- [YOUR TASK]:
Gather all lines in the data that hold the string "徐州书画院".

- [RECORD EXCERPTS]:
%%
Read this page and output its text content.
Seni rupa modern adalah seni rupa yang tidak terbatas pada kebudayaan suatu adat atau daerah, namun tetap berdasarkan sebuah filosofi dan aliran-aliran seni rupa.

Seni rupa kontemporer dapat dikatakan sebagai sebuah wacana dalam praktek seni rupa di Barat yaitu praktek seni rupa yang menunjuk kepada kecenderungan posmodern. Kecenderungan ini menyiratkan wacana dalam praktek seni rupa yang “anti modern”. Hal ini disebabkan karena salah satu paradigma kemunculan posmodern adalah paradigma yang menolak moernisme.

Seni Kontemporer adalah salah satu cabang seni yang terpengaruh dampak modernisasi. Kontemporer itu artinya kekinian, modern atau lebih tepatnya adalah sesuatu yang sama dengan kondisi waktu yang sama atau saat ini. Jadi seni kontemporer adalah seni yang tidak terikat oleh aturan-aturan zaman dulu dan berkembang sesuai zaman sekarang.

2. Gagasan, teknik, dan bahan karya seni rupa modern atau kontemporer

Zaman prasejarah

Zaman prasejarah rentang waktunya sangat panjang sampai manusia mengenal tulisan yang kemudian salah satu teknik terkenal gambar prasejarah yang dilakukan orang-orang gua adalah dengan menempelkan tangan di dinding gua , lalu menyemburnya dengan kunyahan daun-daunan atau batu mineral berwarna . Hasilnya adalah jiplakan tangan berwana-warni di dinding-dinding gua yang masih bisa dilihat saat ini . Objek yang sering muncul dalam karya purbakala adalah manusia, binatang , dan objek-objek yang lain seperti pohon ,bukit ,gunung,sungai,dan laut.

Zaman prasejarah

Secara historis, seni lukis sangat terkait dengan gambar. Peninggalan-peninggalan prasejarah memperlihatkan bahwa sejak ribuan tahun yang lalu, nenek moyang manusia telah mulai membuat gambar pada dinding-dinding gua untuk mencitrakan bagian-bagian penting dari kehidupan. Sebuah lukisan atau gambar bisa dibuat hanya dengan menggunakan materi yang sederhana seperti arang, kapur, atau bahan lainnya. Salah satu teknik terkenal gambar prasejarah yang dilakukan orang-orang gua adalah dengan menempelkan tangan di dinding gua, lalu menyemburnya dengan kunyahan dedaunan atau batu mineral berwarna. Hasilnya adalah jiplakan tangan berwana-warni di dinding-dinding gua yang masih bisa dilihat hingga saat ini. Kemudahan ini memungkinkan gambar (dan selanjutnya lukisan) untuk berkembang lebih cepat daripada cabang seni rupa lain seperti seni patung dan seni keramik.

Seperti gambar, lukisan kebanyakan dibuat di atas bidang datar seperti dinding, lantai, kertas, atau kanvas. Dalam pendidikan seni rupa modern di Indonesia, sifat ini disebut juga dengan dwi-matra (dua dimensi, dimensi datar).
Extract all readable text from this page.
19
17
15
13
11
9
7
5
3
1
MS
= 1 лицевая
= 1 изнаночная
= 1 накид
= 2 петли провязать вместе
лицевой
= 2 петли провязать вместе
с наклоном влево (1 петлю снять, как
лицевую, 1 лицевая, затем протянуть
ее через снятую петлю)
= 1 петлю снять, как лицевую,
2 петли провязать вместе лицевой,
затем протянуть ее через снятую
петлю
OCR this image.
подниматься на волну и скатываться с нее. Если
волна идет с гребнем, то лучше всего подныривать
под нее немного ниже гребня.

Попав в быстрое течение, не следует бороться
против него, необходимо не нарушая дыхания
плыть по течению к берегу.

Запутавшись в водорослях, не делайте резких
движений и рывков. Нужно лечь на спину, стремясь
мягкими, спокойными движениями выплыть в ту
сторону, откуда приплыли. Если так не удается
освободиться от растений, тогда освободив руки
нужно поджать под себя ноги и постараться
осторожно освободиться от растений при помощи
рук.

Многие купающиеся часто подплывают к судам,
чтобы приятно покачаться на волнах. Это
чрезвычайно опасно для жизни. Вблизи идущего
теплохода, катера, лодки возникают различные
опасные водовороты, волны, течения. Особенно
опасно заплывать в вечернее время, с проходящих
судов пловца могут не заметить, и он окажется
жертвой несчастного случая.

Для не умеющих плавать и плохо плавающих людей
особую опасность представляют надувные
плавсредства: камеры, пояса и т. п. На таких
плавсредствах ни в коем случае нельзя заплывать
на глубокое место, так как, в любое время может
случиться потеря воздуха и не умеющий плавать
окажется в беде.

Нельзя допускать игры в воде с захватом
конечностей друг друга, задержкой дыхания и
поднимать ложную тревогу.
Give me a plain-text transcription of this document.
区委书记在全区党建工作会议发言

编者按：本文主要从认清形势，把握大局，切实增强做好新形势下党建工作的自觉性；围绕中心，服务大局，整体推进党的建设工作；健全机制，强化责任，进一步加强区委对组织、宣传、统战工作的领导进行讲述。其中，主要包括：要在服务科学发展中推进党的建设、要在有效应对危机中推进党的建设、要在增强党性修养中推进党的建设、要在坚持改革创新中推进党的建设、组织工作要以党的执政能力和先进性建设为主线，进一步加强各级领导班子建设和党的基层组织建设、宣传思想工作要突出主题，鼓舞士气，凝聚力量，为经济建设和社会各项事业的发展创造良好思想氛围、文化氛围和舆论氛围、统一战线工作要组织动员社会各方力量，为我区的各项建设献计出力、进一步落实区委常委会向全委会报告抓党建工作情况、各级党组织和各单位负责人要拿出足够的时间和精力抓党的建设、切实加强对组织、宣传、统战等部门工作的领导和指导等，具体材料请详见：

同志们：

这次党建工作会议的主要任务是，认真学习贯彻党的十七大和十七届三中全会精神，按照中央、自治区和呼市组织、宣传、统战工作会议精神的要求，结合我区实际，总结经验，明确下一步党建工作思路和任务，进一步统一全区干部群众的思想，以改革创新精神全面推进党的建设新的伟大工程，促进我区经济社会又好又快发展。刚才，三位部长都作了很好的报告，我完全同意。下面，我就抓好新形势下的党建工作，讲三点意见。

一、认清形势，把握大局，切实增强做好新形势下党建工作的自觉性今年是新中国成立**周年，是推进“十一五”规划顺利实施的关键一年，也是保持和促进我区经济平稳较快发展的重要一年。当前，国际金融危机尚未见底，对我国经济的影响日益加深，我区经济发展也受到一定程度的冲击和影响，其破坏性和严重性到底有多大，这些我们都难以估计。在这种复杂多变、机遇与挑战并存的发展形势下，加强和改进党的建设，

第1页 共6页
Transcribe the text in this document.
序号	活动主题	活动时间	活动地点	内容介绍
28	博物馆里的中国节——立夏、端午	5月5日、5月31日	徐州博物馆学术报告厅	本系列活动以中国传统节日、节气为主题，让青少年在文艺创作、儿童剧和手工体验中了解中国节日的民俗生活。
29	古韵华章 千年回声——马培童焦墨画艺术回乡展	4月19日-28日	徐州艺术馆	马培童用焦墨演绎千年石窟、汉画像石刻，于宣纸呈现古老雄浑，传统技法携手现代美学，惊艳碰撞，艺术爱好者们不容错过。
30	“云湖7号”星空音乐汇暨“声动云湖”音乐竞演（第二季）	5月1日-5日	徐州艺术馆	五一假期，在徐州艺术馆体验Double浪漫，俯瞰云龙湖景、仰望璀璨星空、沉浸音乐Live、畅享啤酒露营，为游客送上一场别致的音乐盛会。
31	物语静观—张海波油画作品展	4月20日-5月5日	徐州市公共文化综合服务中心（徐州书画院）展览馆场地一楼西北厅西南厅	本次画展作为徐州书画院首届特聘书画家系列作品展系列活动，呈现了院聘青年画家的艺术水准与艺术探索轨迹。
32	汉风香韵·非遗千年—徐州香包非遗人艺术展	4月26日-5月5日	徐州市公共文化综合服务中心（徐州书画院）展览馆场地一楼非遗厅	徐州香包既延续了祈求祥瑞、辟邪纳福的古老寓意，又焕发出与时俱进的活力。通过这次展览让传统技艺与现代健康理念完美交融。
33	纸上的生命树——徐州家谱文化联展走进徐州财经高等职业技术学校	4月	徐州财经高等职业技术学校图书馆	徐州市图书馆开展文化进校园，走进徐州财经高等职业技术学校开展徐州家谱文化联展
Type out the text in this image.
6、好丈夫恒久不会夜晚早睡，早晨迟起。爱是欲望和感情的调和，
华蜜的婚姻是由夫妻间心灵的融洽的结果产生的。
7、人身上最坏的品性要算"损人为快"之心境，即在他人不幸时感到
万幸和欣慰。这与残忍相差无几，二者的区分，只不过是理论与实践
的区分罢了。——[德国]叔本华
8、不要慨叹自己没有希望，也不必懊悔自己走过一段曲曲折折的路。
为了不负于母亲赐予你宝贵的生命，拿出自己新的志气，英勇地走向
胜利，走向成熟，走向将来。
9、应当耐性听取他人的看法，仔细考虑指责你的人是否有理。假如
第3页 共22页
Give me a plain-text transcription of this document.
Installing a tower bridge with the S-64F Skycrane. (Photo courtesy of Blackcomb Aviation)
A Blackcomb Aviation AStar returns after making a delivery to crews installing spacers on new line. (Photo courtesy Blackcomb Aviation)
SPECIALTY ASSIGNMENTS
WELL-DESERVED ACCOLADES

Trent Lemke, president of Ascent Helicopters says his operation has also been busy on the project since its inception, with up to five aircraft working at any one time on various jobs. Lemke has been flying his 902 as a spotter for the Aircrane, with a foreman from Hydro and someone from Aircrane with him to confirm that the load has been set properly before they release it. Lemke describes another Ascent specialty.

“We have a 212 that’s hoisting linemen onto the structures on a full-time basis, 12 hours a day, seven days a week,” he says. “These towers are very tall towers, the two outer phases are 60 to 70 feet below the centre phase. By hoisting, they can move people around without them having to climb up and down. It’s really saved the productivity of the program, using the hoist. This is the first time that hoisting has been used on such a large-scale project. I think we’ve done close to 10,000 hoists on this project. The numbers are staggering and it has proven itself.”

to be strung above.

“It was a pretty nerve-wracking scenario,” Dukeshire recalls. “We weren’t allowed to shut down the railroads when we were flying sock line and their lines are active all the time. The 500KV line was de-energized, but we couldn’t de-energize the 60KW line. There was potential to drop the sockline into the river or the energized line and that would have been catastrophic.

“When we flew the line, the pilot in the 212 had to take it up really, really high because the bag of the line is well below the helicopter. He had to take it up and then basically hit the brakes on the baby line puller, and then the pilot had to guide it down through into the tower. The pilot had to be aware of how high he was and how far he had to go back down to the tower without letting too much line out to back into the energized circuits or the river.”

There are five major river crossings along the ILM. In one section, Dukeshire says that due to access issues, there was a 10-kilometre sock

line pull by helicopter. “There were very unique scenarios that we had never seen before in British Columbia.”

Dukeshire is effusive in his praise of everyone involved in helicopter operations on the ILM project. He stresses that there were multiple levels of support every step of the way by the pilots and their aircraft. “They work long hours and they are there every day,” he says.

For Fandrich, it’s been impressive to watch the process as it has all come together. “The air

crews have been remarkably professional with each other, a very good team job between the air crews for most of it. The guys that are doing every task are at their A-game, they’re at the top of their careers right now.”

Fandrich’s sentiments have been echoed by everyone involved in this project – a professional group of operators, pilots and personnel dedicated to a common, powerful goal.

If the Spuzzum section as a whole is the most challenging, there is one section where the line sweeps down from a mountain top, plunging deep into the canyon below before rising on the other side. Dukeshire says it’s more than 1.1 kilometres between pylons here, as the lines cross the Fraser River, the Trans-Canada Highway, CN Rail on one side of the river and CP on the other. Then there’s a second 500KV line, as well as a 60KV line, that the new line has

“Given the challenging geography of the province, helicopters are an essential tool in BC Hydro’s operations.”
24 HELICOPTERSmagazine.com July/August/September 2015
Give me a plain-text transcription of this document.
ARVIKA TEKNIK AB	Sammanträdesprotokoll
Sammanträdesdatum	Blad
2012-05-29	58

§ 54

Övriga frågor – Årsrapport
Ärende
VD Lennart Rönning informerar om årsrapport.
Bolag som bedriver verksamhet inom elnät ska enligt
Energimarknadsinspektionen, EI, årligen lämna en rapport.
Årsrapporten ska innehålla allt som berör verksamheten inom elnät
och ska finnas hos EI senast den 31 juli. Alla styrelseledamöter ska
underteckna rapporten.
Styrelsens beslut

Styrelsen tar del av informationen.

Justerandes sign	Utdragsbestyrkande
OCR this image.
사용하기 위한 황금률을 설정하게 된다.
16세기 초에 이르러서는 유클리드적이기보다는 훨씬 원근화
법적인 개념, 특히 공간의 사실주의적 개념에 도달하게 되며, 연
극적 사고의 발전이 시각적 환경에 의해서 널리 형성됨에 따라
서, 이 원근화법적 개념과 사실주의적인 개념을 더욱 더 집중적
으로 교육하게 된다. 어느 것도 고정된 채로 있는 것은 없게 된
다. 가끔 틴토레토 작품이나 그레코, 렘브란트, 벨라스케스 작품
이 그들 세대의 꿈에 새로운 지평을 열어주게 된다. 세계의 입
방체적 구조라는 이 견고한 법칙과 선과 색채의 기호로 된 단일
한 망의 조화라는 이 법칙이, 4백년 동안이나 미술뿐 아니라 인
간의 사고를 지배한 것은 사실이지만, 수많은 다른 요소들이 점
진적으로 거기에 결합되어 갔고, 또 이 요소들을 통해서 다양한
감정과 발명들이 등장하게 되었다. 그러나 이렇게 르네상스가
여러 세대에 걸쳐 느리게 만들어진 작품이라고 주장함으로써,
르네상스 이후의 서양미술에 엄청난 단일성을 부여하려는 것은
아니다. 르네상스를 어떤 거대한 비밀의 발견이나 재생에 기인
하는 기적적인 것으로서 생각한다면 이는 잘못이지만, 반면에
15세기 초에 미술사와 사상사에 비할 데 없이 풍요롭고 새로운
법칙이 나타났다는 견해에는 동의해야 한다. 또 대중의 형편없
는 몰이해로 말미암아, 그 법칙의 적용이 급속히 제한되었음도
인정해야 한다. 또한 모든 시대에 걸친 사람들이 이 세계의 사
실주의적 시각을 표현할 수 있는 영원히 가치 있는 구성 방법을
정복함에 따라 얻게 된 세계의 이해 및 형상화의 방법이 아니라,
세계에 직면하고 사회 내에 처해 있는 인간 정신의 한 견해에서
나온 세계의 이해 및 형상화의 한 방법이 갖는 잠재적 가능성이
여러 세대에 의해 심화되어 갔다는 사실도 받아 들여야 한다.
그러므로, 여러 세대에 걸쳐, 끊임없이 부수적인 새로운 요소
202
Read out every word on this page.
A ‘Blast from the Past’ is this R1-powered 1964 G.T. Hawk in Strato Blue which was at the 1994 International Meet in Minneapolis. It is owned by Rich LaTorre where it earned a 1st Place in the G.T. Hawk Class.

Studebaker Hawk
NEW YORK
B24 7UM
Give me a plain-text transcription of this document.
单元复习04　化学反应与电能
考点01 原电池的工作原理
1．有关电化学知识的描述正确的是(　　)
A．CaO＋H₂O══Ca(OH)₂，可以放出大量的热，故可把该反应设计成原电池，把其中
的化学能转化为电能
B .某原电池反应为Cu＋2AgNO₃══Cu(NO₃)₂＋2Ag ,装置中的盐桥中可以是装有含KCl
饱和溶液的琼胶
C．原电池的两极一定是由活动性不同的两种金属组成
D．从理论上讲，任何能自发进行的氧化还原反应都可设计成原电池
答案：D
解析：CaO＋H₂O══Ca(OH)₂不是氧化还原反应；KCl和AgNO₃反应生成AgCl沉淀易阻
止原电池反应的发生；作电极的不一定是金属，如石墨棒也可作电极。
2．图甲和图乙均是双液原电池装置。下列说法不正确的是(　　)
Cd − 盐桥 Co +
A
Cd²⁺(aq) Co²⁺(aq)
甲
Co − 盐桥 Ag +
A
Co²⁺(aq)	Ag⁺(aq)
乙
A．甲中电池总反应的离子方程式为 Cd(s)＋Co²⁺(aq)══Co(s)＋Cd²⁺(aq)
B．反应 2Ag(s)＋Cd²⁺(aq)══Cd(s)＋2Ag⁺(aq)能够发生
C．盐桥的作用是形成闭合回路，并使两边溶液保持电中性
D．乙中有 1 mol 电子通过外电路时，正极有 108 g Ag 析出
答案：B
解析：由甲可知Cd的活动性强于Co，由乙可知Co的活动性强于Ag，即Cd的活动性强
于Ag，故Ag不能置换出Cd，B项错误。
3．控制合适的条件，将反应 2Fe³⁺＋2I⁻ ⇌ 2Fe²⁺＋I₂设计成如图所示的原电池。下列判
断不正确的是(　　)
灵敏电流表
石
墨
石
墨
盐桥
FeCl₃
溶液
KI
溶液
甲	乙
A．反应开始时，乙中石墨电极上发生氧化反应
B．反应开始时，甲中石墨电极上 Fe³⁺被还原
%%
- [WRITTEN ANSWER]:
31	物语静观—张海波油画作品展	4月20日-5月5日	徐州市公共文化综合服务中心（徐州书画院）展览馆场地一楼西北厅西南厅	本次画展作为徐州书画院首届特聘书画家系列作品展系列活动，呈现了院聘青年画家的艺术水准与艺术探索轨迹。
32	汉风香韵·非遗千年—徐州香包非遗人艺术展	4月26日-5月5日	徐州市公共文化综合服务中心（徐州书画院）展览馆场地一楼非遗厅	徐州香包既延续了祈求祥瑞、辟邪纳福的古老寓意，又焕发出与时俱进的活力。通过这次展览让传统技艺与现代健康理念完美交融。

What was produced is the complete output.